Quote all of the data that follows exactly as written, skipping the images.

::::::::::

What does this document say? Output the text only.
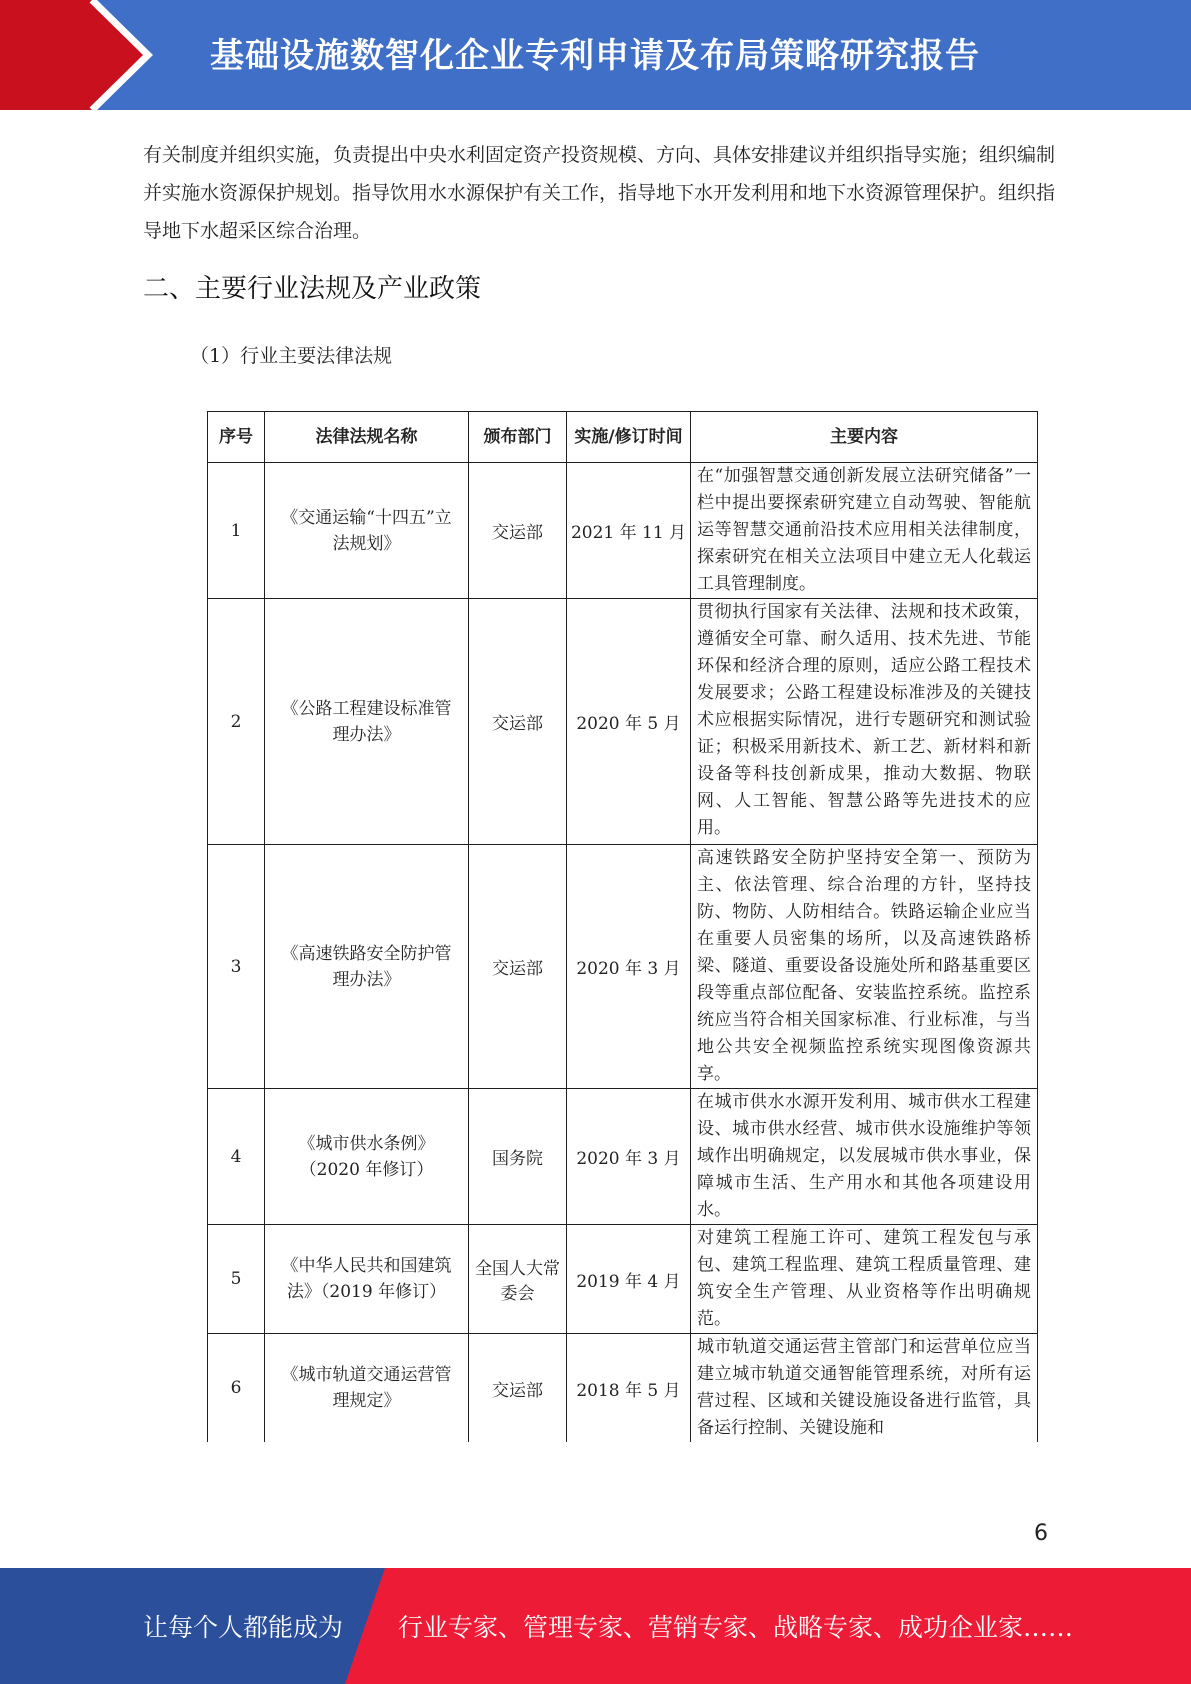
基础设施数智化企业专利申请及布局策略研究报告
有关制度并组织实施，负责提出中央水利固定资产投资规模、方向、具体安排建议并组织指导实施；组织编制并实施水资源保护规划。指导饮用水水源保护有关工作，指导地下水开发利用和地下水资源管理保护。组织指导地下水超采区综合治理。
二、主要行业法规及产业政策
（1）行业主要法律法规
序号	法律法规名称	颁布部门	实施/修订时间	主要内容
1	《交通运输“十四五”立法规划》	交运部	2021 年 11 月	在“加强智慧交通创新发展立法研究储备”一栏中提出要探索研究建立自动驾驶、智能航运等智慧交通前沿技术应用相关法律制度，探索研究在相关立法项目中建立无人化载运工具管理制度。
2	《公路工程建设标准管理办法》	交运部	2020 年 5 月	贯彻执行国家有关法律、法规和技术政策，遵循安全可靠、耐久适用、技术先进、节能环保和经济合理的原则，适应公路工程技术发展要求；公路工程建设标准涉及的关键技术应根据实际情况，进行专题研究和测试验证；积极采用新技术、新工艺、新材料和新设备等科技创新成果，推动大数据、物联网、人工智能、智慧公路等先进技术的应用。
3	《高速铁路安全防护管理办法》	交运部	2020 年 3 月	高速铁路安全防护坚持安全第一、预防为主、依法管理、综合治理的方针，坚持技防、物防、人防相结合。铁路运输企业应当在重要人员密集的场所，以及高速铁路桥梁、隧道、重要设备设施处所和路基重要区段等重点部位配备、安装监控系统。监控系统应当符合相关国家标准、行业标准，与当地公共安全视频监控系统实现图像资源共享。
4	《城市供水条例》（2020 年修订）	国务院	2020 年 3 月	在城市供水水源开发利用、城市供水工程建设、城市供水经营、城市供水设施维护等领域作出明确规定，以发展城市供水事业，保障城市生活、生产用水和其他各项建设用水。
5	《中华人民共和国建筑法》（2019 年修订）	全国人大常委会	2019 年 4 月	对建筑工程施工许可、建筑工程发包与承包、建筑工程监理、建筑工程质量管理、建筑安全生产管理、从业资格等作出明确规范。
6	《城市轨道交通运营管理规定》	交运部	2018 年 5 月	城市轨道交通运营主管部门和运营单位应当建立城市轨道交通智能管理系统，对所有运营过程、区域和关键设施设备进行监管，具备运行控制、关键设施和
6
让每个人都能成为 行业专家、管理专家、营销专家、战略专家、成功企业家……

::::::::::

- _OUTPUT BELOW_:
What does this document say? Output the text only.
基础设施数智化企业专利申请及布局策略研究报告
有关制度并组织实施，负责提出中央水利固定资产投资规模、方向、具体安排建议并组织指导实施；组织编制并实施水资源保护规划。指导饮用水水源保护有关工作，指导地下水开发利用和地下水资源管理保护。组织指导地下水超采区综合治理。
二、主要行业法规及产业政策
（1）行业主要法律法规
序号	法律法规名称	颁布部门	实施/修订时间	主要内容
1	《交通运输“十四五”立法规划》	交运部	2021 年 11 月	在“加强智慧交通创新发展立法研究储备”一栏中提出要探索研究建立自动驾驶、智能航运等智慧交通前沿技术应用相关法律制度，探索研究在相关立法项目中建立无人化载运工具管理制度。
2	《公路工程建设标准管理办法》	交运部	2020 年 5 月	贯彻执行国家有关法律、法规和技术政策，遵循安全可靠、耐久适用、技术先进、节能环保和经济合理的原则，适应公路工程技术发展要求；公路工程建设标准涉及的关键技术应根据实际情况，进行专题研究和测试验证；积极采用新技术、新工艺、新材料和新设备等科技创新成果，推动大数据、物联网、人工智能、智慧公路等先进技术的应用。
3	《高速铁路安全防护管理办法》	交运部	2020 年 3 月	高速铁路安全防护坚持安全第一、预防为主、依法管理、综合治理的方针，坚持技防、物防、人防相结合。铁路运输企业应当在重要人员密集的场所，以及高速铁路桥梁、隧道、重要设备设施处所和路基重要区段等重点部位配备、安装监控系统。监控系统应当符合相关国家标准、行业标准，与当地公共安全视频监控系统实现图像资源共享。
4	《城市供水条例》（2020 年修订）	国务院	2020 年 3 月	在城市供水水源开发利用、城市供水工程建设、城市供水经营、城市供水设施维护等领域作出明确规定，以发展城市供水事业，保障城市生活、生产用水和其他各项建设用水。
5	《中华人民共和国建筑法》（2019 年修订）	全国人大常委会	2019 年 4 月	对建筑工程施工许可、建筑工程发包与承包、建筑工程监理、建筑工程质量管理、建筑安全生产管理、从业资格等作出明确规范。
6	《城市轨道交通运营管理规定》	交运部	2018 年 5 月	城市轨道交通运营主管部门和运营单位应当建立城市轨道交通智能管理系统，对所有运营过程、区域和关键设施设备进行监管，具备运行控制、关键设施和
6
让每个人都能成为 行业专家、管理专家、营销专家、战略专家、成功企业家……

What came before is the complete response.